PROBLEM STATEMENT. Please rewrite the entries starting at the line that contains "468, 46, 479]" and ending at the line that contains "206, 46, 217]", with every "y-tick-label" changed to "y-axis-label" and nothing else altered.

====

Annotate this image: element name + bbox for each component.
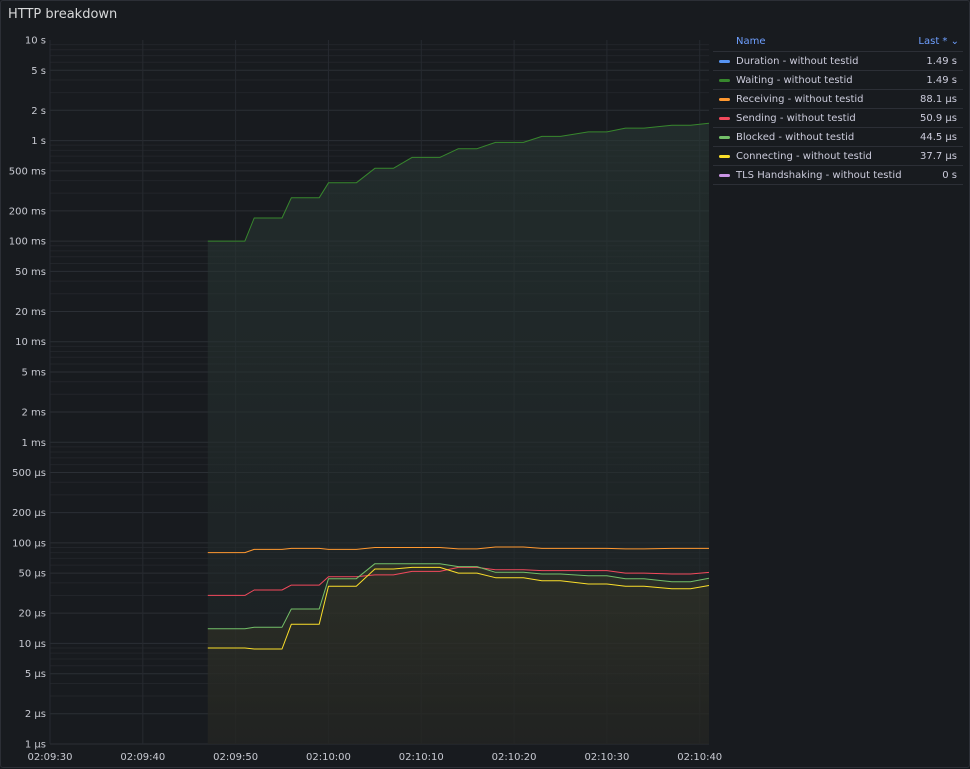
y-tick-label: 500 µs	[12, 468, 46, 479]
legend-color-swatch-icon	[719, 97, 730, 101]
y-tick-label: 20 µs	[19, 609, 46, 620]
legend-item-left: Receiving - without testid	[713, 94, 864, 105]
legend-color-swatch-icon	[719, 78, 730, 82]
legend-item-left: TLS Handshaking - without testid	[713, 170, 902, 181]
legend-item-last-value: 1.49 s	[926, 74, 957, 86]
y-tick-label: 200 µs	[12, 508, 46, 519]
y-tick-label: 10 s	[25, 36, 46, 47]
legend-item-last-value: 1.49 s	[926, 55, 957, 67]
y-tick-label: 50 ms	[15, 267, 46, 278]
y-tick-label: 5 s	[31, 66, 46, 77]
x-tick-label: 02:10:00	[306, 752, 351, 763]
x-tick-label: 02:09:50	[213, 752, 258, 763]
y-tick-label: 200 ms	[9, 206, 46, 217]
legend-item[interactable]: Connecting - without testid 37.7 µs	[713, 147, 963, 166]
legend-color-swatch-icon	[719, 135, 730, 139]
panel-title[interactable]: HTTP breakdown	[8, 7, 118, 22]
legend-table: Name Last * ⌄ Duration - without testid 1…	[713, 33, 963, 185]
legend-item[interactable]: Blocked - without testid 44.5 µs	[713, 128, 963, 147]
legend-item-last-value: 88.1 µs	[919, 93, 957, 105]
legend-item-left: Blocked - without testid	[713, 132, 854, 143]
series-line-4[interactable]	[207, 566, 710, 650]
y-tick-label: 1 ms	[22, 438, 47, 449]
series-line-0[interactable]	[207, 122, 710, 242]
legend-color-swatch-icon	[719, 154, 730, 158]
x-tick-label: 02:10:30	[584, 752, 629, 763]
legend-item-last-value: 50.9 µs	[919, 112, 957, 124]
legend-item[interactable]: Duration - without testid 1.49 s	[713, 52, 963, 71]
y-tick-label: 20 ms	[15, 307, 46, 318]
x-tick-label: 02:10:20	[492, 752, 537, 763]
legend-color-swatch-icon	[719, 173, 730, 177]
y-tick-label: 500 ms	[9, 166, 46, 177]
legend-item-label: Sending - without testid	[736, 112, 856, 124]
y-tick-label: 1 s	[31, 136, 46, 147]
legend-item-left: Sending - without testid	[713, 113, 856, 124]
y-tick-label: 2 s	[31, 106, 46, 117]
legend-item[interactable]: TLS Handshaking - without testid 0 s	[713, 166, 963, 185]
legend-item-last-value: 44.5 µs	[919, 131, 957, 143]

====

THE REPLY.
y-axis-label: 500 µs	[12, 468, 46, 479]
legend-color-swatch-icon	[719, 97, 730, 101]
y-axis-label: 20 µs	[19, 609, 46, 620]
legend-item-left: Receiving - without testid	[713, 94, 864, 105]
legend-color-swatch-icon	[719, 78, 730, 82]
legend-item-left: TLS Handshaking - without testid	[713, 170, 902, 181]
legend-item-last-value: 1.49 s	[926, 74, 957, 86]
y-axis-label: 200 µs	[12, 508, 46, 519]
y-axis-label: 10 s	[25, 36, 46, 47]
legend-item-last-value: 1.49 s	[926, 55, 957, 67]
y-axis-label: 50 ms	[15, 267, 46, 278]
y-axis-label: 5 s	[31, 66, 46, 77]
x-tick-label: 02:10:00	[306, 752, 351, 763]
x-tick-label: 02:09:50	[213, 752, 258, 763]
y-axis-label: 200 ms	[9, 206, 46, 217]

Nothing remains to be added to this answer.